>> START SOURCE TEXT

Dynamics of Strategy and Design
Strategy, like design, is about making difficult choices: what’s essential, what’s different, and perhaps most importantly, what to leave out. The consequences of such choices include the potential to reshape markets, shift the locus of value for customers, precipitate the emergence of new industries, create new wealth, and distribute technological capability throughout society. But these choices also simultaneously result in the consumption of resources, demands on attention, the foreclosing of opportunities, limiting of perception, and destruction of value. What are the right choices to make, and how do you get better at making them? This course will help students enhance their ability to understand and anticipate such consequences, and to deliberately influence them through their strategic design choices. Recognizing that each successive choice reshapes the playing field, we will concentrate on dynamic methods and processes for continually reevaluating risk and maximizing the value created and captured through design.

>> END SOURCE TEXT
>> START DATA RECORDS

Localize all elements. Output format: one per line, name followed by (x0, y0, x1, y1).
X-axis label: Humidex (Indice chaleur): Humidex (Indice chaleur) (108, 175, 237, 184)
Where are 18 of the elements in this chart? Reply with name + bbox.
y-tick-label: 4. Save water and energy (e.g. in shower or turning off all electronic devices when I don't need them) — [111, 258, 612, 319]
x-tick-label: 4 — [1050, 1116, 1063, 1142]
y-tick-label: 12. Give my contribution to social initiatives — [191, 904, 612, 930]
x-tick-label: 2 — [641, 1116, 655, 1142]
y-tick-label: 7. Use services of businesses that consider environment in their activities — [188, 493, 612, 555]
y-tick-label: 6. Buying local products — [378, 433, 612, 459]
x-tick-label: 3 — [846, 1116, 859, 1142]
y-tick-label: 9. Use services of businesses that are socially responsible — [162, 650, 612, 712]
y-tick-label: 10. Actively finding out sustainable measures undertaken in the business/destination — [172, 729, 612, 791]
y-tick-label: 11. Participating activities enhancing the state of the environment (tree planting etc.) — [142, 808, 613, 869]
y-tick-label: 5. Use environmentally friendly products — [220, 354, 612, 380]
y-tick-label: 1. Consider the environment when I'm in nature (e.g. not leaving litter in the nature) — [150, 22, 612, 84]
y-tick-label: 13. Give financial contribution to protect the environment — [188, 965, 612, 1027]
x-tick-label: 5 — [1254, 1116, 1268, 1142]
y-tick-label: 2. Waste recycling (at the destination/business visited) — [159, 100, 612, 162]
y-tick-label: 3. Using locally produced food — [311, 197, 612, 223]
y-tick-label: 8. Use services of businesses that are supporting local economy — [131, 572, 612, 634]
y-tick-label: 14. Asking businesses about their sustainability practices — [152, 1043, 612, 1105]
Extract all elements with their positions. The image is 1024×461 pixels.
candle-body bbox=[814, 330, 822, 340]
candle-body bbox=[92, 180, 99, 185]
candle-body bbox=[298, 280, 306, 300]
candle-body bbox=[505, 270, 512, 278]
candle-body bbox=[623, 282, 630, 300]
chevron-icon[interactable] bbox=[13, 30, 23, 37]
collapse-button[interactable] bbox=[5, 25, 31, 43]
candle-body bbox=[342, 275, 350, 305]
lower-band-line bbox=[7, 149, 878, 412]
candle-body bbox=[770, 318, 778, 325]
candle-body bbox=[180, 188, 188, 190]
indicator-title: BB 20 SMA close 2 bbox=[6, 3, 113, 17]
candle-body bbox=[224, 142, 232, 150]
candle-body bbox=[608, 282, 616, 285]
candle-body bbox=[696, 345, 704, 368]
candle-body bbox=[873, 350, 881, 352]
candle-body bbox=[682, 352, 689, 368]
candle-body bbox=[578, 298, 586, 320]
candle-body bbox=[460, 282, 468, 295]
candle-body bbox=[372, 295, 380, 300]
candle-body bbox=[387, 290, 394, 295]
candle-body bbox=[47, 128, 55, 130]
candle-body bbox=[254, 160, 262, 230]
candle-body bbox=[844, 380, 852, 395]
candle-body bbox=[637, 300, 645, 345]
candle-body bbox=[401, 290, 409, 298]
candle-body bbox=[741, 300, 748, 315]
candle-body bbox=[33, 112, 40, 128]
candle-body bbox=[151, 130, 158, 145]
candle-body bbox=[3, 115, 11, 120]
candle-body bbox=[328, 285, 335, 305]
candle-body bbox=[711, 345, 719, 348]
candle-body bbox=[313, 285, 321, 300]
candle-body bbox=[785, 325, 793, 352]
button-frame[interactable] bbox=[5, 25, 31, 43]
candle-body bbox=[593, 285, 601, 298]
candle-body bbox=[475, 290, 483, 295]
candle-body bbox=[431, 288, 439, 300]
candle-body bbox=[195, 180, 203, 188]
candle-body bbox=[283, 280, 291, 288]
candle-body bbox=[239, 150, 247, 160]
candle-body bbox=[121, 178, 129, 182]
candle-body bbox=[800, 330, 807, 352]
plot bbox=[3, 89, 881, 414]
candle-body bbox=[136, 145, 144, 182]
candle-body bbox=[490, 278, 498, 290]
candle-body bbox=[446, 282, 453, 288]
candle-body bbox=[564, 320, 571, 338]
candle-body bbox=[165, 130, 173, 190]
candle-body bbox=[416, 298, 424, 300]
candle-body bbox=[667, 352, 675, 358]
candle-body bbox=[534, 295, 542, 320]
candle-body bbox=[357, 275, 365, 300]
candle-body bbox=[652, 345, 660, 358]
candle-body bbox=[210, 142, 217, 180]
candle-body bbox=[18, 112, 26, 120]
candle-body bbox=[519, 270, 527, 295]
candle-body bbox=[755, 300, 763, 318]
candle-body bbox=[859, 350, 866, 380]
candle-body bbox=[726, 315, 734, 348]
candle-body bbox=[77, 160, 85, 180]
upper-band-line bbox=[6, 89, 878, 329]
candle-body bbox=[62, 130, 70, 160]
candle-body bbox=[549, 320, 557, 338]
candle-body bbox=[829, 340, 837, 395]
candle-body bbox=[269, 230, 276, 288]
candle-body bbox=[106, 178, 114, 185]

>> END DATA RECORDS

ACTIONS TO TAKE.
- 1) Answer these questions from the course description on strategy and design.
(a) Strategy and design are both said to be about making what kind of choices?
(b) What does each successive choice reshape?
(c) On what will the course concentrate?
- 2) Extend the course description on strategy and design by continuing it from its final sentence.

ANSWERS FOR THE TASKS.
- 1)
(a) Difficult choices: what's essential, what's different, and what to leave out.
(b) The playing field.
(c) Dynamic methods and processes for continually reevaluating risk and maximizing the value created and captured through design.

- 2)
Even many experienced product designers lack the tools necessary to understand and articulate the broader implications of their work within a complex and dynamic business environment. The most successful designers are better at recognizing the roots of strategic change and opportunity, assessing the potential business, social, and cultural impacts of their work, and determining what to do and who to involve in getting it done. In this course, students will develop competency in strategic analysis, concepting, and decision-making, and gain practice in articulating strategic arguments for their work.
The course will offer a hands-on approach to analyzing and developing strategy, and students are encouraged to take active responsibility for not only their own learning, but that of their peers as well. Students will be presented with ideas, tools, and case studies to shape their understanding of what strategy is and how it works, from the course instructor and from 3-5 guest lecturers who will speak about their experiences creating, launching, and managing innovative businesses. (Guests will include entrepreneurs, venture capitalists, corporate managers, social innovators, and leaders from the startup community.) Active participation in discussions and exercises will be required. There will be 2 individual projects to complete and 3 small group projects. Projects will be presented and critiqued in class.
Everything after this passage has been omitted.